<<<<

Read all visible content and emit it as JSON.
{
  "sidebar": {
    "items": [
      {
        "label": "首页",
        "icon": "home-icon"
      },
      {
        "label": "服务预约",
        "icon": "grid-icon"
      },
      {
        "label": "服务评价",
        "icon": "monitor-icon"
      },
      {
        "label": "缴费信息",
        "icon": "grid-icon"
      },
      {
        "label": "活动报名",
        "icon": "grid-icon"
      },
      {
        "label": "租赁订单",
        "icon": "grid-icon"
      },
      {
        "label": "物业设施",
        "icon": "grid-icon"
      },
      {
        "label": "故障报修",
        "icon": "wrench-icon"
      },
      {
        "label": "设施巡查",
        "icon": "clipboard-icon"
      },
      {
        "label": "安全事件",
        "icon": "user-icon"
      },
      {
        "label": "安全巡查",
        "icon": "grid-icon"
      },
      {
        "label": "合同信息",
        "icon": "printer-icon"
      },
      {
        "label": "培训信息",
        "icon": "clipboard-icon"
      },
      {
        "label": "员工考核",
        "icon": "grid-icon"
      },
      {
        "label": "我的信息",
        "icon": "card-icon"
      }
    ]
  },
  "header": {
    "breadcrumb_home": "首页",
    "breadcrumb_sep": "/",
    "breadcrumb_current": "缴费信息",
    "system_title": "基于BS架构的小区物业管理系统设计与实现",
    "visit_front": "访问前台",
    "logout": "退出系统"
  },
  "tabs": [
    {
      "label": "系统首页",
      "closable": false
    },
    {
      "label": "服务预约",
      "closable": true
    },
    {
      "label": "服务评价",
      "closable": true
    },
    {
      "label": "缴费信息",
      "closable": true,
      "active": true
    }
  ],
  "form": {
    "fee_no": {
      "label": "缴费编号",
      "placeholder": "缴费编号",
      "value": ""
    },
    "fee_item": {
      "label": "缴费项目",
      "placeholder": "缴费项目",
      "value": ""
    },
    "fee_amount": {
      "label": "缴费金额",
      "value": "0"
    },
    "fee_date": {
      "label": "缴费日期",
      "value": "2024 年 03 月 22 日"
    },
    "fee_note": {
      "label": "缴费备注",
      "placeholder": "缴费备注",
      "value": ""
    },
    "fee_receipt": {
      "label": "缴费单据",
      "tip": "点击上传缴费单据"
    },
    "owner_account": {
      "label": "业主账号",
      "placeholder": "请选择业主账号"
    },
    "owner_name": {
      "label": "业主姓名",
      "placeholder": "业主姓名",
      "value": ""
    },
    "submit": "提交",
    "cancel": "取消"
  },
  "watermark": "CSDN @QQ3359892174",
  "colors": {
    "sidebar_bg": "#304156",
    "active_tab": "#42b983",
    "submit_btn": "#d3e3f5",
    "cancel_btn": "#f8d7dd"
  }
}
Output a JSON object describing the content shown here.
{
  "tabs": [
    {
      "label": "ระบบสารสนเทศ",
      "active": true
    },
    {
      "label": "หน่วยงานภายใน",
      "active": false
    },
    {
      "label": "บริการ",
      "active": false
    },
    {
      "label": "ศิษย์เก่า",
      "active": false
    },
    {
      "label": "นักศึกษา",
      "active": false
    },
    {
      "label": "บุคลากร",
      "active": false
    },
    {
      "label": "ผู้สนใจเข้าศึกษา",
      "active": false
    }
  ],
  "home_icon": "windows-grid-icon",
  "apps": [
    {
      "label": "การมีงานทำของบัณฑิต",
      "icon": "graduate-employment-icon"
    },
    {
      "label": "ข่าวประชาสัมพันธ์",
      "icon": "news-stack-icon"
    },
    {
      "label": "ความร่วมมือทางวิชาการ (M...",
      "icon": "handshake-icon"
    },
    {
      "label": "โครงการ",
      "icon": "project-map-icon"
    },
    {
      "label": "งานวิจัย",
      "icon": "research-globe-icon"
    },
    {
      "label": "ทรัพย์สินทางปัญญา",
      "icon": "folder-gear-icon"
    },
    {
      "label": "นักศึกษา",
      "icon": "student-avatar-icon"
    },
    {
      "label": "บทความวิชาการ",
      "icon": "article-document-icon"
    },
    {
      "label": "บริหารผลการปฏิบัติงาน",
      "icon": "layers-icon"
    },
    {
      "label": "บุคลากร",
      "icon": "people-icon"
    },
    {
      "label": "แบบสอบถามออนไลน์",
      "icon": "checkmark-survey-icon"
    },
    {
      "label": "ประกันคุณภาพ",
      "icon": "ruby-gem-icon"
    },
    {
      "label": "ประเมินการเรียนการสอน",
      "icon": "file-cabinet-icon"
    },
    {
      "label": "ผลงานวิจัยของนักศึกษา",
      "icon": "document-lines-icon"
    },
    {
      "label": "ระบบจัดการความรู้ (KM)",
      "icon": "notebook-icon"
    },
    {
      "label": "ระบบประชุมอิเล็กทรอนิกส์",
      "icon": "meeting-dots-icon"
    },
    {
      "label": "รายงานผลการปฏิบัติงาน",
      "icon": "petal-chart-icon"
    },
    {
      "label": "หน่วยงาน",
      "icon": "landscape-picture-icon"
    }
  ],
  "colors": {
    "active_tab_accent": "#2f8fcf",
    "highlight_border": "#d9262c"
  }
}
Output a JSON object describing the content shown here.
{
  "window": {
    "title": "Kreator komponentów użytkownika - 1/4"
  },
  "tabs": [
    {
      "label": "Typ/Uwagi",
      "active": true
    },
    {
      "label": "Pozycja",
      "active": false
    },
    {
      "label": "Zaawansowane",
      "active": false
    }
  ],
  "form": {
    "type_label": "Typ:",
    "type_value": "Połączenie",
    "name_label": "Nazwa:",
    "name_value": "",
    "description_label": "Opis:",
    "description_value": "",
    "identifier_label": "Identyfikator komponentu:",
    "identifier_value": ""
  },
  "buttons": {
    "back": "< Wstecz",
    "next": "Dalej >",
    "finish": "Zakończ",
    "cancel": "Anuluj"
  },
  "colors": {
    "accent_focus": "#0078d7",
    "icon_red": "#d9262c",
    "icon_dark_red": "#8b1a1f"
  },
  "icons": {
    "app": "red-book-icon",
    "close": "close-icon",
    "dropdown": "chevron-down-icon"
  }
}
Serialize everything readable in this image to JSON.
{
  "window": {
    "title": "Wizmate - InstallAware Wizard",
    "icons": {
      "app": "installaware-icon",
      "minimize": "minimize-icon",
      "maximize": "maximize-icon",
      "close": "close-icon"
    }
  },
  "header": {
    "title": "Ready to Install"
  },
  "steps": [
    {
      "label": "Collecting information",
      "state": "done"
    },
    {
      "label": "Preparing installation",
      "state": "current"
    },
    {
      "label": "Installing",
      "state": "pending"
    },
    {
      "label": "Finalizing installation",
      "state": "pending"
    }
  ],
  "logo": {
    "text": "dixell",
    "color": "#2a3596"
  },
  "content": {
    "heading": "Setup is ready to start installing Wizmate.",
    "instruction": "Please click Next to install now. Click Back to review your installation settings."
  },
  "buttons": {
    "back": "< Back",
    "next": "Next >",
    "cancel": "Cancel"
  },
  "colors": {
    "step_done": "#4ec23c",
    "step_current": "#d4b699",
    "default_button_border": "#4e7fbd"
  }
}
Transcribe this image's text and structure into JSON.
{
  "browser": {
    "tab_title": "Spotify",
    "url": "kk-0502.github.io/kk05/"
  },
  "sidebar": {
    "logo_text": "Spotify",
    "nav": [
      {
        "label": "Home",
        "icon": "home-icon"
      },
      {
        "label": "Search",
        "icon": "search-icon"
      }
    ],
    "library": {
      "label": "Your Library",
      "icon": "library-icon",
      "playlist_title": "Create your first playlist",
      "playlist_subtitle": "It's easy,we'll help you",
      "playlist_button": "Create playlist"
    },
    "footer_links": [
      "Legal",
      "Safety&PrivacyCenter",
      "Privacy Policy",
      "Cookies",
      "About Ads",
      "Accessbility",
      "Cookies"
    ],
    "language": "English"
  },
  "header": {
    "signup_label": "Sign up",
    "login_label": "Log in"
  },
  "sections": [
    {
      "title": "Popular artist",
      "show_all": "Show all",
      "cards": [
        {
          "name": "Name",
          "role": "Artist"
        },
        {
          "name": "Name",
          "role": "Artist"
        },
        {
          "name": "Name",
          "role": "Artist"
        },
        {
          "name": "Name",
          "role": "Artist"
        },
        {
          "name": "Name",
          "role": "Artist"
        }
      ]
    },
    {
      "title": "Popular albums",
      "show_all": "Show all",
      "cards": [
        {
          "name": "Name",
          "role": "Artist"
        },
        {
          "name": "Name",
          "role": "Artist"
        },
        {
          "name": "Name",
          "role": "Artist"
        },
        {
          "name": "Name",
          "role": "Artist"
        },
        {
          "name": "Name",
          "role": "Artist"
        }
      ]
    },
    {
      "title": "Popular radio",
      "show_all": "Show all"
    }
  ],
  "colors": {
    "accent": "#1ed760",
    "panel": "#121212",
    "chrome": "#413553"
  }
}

>>>>

Given task —
Among the lines above, how many contain the string "Wizmate"? State the number alone.

Solution to this exercise —
2